-- BEGIN RECORDED DATA --

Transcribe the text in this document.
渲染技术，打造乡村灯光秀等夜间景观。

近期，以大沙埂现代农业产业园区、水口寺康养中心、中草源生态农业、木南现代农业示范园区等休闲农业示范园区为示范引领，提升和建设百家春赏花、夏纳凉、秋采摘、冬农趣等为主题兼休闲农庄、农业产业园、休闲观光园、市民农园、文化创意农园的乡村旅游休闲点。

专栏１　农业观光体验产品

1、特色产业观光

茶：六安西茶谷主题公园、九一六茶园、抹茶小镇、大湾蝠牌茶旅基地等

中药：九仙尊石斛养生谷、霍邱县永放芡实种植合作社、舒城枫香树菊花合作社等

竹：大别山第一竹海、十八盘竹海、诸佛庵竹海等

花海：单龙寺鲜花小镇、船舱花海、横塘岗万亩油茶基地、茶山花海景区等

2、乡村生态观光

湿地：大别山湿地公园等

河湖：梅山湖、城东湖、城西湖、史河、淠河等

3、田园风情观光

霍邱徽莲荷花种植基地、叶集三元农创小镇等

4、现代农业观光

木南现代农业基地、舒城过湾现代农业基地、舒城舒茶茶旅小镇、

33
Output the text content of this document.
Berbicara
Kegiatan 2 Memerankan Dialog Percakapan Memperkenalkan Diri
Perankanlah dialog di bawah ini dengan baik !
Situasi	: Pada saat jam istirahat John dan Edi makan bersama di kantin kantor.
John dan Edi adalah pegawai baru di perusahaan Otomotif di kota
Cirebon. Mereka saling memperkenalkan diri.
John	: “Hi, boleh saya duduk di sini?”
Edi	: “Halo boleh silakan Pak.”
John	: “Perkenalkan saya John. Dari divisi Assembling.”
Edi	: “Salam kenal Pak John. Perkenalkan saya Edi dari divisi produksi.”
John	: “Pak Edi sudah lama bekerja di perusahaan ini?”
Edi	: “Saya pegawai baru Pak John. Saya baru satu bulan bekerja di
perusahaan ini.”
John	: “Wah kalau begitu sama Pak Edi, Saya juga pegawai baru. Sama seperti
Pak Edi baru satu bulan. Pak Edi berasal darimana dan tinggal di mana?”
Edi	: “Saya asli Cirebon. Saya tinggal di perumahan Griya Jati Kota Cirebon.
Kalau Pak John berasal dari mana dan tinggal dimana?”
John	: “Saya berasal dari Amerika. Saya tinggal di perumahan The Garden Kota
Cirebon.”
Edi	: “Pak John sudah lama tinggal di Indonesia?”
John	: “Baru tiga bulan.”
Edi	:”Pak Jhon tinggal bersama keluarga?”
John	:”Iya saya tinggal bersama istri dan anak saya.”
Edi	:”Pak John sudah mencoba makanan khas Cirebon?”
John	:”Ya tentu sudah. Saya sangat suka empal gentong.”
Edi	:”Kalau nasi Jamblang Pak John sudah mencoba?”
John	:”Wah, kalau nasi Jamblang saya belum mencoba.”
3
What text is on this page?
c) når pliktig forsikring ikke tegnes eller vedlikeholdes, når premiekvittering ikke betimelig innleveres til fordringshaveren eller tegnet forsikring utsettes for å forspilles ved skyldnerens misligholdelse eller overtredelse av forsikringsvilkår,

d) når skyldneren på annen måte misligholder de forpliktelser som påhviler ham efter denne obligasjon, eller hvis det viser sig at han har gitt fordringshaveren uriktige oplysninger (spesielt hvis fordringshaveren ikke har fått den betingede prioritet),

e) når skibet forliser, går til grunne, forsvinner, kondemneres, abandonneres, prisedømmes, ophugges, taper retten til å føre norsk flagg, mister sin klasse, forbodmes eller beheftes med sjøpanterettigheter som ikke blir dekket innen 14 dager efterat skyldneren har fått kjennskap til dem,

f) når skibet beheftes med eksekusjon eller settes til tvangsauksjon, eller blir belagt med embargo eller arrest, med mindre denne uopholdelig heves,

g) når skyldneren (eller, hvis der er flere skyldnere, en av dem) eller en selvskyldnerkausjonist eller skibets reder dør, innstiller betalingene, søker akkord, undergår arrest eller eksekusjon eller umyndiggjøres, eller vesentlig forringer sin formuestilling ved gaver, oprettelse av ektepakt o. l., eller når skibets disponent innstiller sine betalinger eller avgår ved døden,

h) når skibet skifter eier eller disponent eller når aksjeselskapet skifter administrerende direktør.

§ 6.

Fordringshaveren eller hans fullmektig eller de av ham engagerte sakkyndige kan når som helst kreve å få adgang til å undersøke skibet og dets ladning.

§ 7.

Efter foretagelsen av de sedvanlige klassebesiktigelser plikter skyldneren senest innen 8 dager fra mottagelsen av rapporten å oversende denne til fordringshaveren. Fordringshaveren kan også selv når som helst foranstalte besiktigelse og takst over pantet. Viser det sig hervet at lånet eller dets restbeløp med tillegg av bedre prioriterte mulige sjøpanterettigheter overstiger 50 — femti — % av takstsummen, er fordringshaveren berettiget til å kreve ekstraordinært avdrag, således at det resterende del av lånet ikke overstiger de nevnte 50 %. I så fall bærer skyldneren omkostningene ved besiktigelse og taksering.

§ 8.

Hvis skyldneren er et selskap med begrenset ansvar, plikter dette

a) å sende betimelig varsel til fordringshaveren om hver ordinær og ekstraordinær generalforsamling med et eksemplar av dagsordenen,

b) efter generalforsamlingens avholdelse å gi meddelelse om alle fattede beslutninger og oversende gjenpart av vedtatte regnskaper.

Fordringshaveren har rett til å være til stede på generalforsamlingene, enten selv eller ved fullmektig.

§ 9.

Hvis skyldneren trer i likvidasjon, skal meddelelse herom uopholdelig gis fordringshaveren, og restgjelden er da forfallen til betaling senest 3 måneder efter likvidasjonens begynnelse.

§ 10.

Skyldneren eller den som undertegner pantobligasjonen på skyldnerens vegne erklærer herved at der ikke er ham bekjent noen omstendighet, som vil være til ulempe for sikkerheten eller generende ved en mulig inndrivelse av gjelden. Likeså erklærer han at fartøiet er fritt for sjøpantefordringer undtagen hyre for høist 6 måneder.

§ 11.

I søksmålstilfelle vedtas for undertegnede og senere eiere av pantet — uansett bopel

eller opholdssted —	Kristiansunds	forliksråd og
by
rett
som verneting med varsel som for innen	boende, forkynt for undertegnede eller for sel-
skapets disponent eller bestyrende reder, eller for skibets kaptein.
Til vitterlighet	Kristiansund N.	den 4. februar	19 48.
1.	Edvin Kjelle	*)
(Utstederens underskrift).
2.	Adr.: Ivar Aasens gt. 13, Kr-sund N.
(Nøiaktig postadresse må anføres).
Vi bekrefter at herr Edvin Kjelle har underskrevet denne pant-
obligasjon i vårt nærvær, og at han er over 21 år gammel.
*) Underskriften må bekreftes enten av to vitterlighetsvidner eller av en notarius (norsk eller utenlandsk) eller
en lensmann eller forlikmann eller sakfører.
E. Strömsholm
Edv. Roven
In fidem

-- END RECORDED DATA --

## REQUIRED WORK
Select the lines in this material that hold the word "mana", leaving none out.

## EXPECTED ANSWER
Pak Edi baru satu bulan. Pak Edi berasal darimana dan tinggal di mana?”
Kalau Pak John berasal dari mana dan tinggal dimana?”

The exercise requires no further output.